(Stored entries)
——————————
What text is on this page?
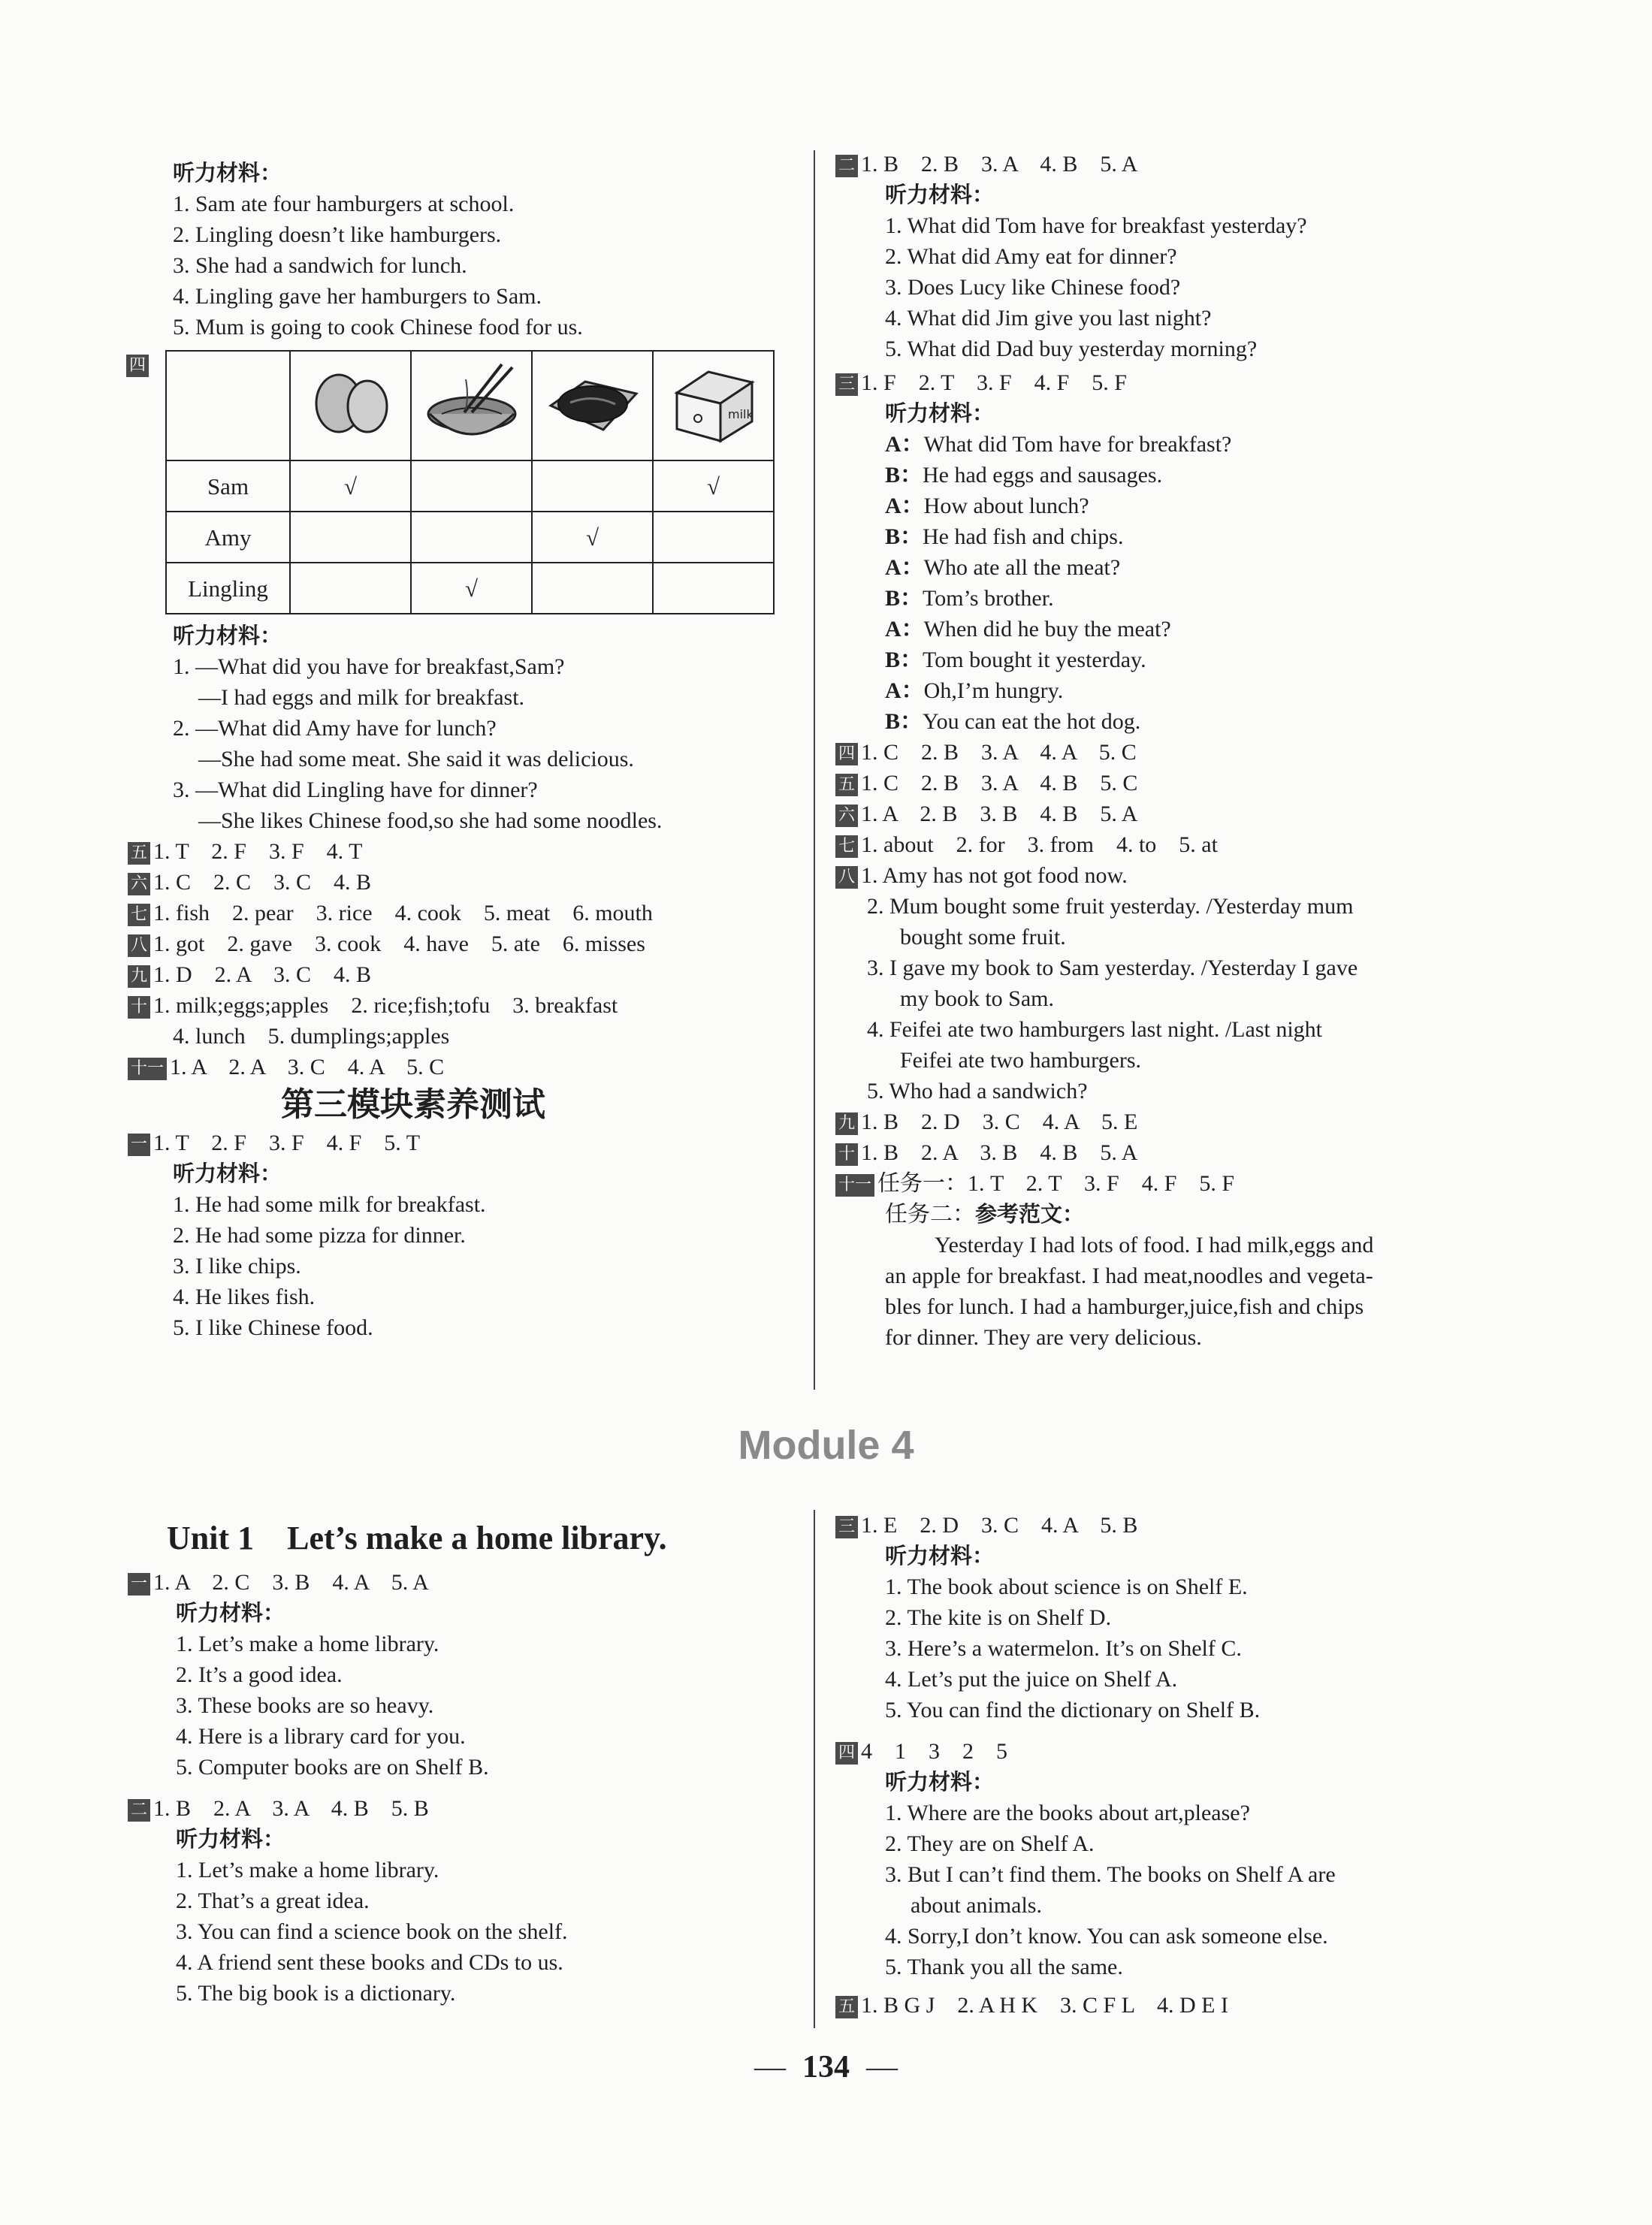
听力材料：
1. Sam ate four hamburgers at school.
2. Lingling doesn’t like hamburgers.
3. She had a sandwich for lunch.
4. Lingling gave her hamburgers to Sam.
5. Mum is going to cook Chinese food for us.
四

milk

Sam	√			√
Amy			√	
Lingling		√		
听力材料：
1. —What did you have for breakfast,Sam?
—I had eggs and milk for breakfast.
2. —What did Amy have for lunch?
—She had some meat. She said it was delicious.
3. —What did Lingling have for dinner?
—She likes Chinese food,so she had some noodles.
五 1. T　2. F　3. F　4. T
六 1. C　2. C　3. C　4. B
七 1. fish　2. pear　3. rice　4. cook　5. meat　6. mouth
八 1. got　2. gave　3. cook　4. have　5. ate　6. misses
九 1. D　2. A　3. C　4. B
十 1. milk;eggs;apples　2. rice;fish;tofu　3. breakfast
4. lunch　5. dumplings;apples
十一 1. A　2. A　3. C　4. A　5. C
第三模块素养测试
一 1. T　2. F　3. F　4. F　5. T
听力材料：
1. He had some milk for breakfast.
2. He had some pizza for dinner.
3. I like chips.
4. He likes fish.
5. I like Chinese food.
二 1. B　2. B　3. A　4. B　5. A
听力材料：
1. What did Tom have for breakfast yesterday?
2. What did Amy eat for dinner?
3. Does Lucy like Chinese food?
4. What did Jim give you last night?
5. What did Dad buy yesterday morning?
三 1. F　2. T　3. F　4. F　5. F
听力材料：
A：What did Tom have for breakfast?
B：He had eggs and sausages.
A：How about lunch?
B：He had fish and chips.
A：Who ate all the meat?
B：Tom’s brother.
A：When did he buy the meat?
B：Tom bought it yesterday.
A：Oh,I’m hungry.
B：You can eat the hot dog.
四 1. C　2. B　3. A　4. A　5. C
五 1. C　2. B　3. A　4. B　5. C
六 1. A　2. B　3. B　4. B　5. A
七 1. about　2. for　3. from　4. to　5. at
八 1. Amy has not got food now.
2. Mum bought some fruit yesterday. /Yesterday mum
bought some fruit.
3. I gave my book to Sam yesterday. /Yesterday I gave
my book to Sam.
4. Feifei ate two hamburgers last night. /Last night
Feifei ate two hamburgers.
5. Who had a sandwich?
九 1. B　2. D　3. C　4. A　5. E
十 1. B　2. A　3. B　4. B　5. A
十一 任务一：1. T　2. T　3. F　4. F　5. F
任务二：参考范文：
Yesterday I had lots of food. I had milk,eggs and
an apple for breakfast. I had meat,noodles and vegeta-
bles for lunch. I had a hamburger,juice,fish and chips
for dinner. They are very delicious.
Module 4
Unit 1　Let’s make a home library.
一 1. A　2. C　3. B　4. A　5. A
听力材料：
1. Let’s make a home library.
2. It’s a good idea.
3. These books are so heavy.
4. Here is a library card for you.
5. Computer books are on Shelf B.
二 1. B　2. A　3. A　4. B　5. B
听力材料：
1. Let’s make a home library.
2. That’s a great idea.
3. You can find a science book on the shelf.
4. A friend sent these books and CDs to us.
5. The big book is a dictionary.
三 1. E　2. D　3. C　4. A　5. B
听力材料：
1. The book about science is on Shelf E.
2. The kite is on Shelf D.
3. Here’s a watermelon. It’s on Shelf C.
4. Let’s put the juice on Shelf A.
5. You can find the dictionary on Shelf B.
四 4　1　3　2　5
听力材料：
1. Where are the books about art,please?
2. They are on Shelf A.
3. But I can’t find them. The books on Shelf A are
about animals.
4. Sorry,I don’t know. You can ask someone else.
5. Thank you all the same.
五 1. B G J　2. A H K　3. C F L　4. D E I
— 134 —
——————————
§ **Exercise details**:
Pick out and copy the lines of the material that include the word "milk".

§ **The response**:
milk
—I had eggs and milk for breakfast.
十 1. milk;eggs;apples　2. rice;fish;tofu　3. breakfast
1. He had some milk for breakfast.
Yesterday I had lots of food. I had milk,eggs and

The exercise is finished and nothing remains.